## EXTRACT PROVIDED

★ ★ ★ ★

I believe you are going direct to the battery with the power harness but for those who go through the tractor wiring low voltage is a great possibility.

Also if you have some serious binding back in the net mechanism, you will drop voltage.


----------



## r82230 (Mar 1, 2016)

Mike10, is right on, I had this problem sometimes, until I direct wired to the battery as recommended (the stubborn fool my wife married and his 'short cuts').


----------



## JD3430 (Jan 1, 2012)

Thanks for all your help and suggestions.

My baler is direct wired to the battery.

We performed about 2 hours of testing.

Extend still wouldn't work. Tech and I both think its the black box. He is bringing a reman box tomorrow. However, I'm not in love with this idea.

*1. I will lose all my stored info, # bales, etc.*

*2. I don't know if they are really costly. *

*3. Now that I've read Mike 10's last post, I wonder about calibration. Will it "talk" to my baler and will it perform correctly? *

BTW:

I hooked up the "over ride" cord and operated the baler manually, making about 50 bales with little trouble. However, I don't know how many wraps the baler is applying to my bales. I could be wasting a heck of a lot of Tama net.


----------



## mike10 (May 29, 2011)

#1 There is a way to change the bale count on the controller, so that should not be an issue. It is not publicized but it can be done. i have done it when changing controllers. Now if I can only remember where I put the instructions. You can even put in how many were twine wrapped and how many were net wrapped.

#3 There will be no issue with any calibration or performance. The controller will probably come without software so the dealer will have to download the latest version. This should give you protection against this happening again. The new controller will read the potentiometers and switches just like the original one. The items which will need calibrating are, left and right bale shape, duckbill home positon, duckbill insert position and duckbill precut position, twine home position, twine insert positon and twine precut position. If it were not for removing the left bale shape cover all the calibrations can be done in less then 5 min. You will also need to check that the bale size coming out of the baler is the same as what you are trying to make, if not you will need to do that calibration also. When you first turn the operators panel on the model number displayed will probably not be right but easily changed.

★ ★ ★ ★

## EXTRACTED DATA
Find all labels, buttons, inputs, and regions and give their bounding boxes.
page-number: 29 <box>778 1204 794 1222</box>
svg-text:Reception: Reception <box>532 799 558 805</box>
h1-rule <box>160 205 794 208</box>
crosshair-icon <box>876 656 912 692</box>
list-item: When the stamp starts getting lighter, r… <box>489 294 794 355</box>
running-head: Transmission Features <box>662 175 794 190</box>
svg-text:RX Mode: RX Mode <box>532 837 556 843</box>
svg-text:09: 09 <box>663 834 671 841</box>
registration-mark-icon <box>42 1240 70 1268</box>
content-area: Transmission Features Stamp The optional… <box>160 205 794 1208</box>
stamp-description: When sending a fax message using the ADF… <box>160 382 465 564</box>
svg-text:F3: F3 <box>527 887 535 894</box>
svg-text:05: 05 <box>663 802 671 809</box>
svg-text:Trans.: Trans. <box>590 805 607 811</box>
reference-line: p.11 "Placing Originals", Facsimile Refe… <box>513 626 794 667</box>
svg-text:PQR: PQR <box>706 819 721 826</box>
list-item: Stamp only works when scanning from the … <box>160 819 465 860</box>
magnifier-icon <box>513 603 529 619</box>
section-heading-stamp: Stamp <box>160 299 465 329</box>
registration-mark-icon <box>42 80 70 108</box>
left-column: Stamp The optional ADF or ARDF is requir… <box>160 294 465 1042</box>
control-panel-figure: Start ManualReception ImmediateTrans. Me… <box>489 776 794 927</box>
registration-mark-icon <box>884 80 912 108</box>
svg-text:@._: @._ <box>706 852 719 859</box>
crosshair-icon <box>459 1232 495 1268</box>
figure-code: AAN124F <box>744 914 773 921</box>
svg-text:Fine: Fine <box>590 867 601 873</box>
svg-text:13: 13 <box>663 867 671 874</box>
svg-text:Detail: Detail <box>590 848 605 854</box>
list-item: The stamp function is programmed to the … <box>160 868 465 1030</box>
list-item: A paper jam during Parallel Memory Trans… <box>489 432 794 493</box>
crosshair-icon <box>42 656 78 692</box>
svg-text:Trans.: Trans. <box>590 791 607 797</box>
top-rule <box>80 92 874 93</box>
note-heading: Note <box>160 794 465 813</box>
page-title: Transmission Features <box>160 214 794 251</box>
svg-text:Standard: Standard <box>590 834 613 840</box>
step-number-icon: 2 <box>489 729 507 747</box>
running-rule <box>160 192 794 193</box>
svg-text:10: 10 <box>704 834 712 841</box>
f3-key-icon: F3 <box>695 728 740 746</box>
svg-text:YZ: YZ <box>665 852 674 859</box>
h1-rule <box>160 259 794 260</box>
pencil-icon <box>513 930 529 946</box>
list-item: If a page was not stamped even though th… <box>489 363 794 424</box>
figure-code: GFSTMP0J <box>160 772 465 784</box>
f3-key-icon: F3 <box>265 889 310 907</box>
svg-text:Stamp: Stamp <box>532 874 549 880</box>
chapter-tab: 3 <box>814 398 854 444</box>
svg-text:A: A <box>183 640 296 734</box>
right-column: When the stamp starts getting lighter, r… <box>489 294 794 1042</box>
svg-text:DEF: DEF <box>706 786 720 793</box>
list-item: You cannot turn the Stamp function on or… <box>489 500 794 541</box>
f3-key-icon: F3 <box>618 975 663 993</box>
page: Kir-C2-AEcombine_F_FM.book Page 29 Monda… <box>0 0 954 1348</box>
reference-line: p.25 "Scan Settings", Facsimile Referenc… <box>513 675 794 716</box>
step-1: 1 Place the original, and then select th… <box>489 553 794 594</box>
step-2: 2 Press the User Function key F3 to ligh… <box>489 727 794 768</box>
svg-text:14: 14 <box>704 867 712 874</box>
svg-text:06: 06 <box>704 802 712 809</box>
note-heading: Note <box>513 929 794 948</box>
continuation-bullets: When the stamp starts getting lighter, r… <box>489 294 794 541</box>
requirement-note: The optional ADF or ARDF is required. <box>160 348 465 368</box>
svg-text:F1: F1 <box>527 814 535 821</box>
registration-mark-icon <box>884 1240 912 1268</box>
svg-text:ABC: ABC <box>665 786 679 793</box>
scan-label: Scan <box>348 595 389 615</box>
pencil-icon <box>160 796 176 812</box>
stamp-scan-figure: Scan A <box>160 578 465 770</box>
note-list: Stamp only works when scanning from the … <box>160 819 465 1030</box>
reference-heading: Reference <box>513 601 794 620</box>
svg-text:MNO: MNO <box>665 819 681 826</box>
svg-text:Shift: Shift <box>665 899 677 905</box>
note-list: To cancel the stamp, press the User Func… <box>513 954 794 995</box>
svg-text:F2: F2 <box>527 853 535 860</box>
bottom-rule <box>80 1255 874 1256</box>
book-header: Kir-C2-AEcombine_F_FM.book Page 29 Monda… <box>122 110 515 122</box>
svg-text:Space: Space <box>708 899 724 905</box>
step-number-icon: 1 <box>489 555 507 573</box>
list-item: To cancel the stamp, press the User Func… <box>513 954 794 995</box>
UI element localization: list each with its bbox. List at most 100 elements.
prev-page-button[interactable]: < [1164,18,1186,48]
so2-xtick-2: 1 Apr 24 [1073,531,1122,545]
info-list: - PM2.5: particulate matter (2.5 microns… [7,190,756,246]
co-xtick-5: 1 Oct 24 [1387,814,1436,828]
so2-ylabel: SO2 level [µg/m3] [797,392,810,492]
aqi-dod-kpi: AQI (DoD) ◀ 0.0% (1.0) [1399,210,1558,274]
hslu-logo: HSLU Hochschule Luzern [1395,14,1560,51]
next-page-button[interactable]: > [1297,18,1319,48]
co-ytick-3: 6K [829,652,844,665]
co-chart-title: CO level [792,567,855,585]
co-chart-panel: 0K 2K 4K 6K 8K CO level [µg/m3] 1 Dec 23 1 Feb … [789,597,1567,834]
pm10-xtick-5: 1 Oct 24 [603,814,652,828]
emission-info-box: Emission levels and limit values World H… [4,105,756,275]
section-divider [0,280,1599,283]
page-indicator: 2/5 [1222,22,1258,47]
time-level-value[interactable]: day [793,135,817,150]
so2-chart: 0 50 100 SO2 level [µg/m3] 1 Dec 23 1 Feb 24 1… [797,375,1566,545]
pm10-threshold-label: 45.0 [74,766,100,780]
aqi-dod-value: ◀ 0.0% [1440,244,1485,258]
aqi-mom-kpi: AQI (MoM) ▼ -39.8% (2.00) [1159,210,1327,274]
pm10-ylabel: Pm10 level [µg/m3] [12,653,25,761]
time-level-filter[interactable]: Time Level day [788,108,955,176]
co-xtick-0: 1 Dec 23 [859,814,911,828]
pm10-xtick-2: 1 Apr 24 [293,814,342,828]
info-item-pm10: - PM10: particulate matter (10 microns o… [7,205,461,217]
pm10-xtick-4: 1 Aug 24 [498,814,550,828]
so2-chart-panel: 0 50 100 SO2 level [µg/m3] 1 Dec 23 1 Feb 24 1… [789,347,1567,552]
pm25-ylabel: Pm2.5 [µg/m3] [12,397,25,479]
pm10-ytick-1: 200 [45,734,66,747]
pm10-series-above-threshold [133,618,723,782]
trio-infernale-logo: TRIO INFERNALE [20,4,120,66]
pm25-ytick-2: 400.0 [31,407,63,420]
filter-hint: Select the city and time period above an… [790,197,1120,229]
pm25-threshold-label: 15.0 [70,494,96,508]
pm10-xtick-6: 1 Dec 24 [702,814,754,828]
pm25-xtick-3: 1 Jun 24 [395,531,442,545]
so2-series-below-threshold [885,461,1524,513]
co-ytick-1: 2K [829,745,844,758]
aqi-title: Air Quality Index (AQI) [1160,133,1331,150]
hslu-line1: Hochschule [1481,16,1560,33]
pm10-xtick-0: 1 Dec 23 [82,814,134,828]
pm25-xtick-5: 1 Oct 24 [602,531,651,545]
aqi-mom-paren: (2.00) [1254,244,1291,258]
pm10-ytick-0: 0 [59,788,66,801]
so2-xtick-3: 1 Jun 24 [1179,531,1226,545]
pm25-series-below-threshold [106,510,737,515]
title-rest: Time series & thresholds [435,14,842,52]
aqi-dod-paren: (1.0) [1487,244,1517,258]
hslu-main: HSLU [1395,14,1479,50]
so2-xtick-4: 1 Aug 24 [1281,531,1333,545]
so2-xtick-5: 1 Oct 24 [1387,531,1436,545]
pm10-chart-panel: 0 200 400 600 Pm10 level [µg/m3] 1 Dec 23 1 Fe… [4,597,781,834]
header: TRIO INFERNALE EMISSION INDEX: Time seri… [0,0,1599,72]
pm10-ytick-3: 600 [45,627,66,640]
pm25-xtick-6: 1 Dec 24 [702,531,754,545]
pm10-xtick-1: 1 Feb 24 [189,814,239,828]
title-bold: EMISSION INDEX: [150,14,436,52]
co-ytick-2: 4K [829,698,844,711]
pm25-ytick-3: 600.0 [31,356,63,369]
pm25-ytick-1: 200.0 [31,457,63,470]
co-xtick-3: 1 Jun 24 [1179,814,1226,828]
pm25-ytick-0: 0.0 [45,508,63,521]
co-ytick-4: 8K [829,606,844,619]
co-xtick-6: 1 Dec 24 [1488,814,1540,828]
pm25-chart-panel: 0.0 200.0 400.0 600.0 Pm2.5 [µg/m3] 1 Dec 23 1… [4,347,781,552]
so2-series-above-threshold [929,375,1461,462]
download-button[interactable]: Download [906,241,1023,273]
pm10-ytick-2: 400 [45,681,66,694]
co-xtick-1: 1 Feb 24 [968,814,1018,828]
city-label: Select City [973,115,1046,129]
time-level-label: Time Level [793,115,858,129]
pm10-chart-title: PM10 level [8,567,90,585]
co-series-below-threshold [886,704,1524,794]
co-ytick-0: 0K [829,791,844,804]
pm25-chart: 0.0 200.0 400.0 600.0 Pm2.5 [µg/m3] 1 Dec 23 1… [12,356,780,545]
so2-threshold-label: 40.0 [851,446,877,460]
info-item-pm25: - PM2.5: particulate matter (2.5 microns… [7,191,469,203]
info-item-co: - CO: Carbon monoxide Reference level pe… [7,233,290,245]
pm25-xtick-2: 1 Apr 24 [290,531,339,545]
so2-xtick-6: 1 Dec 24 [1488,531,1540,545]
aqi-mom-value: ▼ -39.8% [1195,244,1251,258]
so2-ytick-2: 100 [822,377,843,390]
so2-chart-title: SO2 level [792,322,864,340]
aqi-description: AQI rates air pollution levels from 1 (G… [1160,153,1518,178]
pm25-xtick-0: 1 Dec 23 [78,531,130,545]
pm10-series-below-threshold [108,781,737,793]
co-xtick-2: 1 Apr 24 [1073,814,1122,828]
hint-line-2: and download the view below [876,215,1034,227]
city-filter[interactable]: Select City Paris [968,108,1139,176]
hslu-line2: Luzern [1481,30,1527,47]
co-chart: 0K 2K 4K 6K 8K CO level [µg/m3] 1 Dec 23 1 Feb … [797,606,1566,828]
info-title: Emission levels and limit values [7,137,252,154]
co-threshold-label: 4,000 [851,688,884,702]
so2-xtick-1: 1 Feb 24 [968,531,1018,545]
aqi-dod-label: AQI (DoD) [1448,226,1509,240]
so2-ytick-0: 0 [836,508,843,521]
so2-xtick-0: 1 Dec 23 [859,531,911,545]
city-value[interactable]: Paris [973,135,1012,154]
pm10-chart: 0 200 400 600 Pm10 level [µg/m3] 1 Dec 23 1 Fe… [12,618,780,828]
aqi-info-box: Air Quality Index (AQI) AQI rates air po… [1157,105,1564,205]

★ ★ ★ ★

Would you extend the forum thread about the baler's net wrap, picking up right after its last sentence?

## TASK RESPONSE
----------



## JD3430 (Jan 1, 2012)

A bit of an update. I was mistaken, they are bringing me a used controller as a process of elimination. If it works, they will sell it to me.
Then I guess I could have my controller fixed and pay them for "rent" use of the used box and all the running around.
Gonna be a big bill.


----------



## PaMike (Dec 7, 2013)

Do you have to hook up some wiring on the baler to use the manual extend/retract button that is in the harness? I gotta remember all this in case I am ever in the same boat...


----------



## rjmoses (Apr 4, 2010)

Just a couple of BTW's (these happened on other equipment but not my baler, but I'm suspicious):

1) Did you check the connector at the tractor? I've had a pin push back just a touch so that it looked OK, but wasn't seating.

2) Did you open up the tractor connector? I've had wires break inside the connector.

I'm betting it is not the controller. Odds are it is more likely a wiring problem.

Got my curiosity up!

Ralph


----------



## JD3430 (Jan 1, 2012)

Will check pins today. Baler is too new to be having this problem. 
(3 yr old 2500 bales)


----------



## rjmoses (Apr 4, 2010)

JD3430 said:


> Will check pins today. Baler is too new to be having this problem.
> (3 yr old 2500 bales)


I've have cold solder joints in connectors. This happens when a connector wiring is soldered manually and tje person didn't get the joint hot enough to allow the solder to flow properly.

I've also had crimp-on pins fail where the insulation was not stripped back quite far enough. When the pin moved around, it would make/break connection. Bi*** to find!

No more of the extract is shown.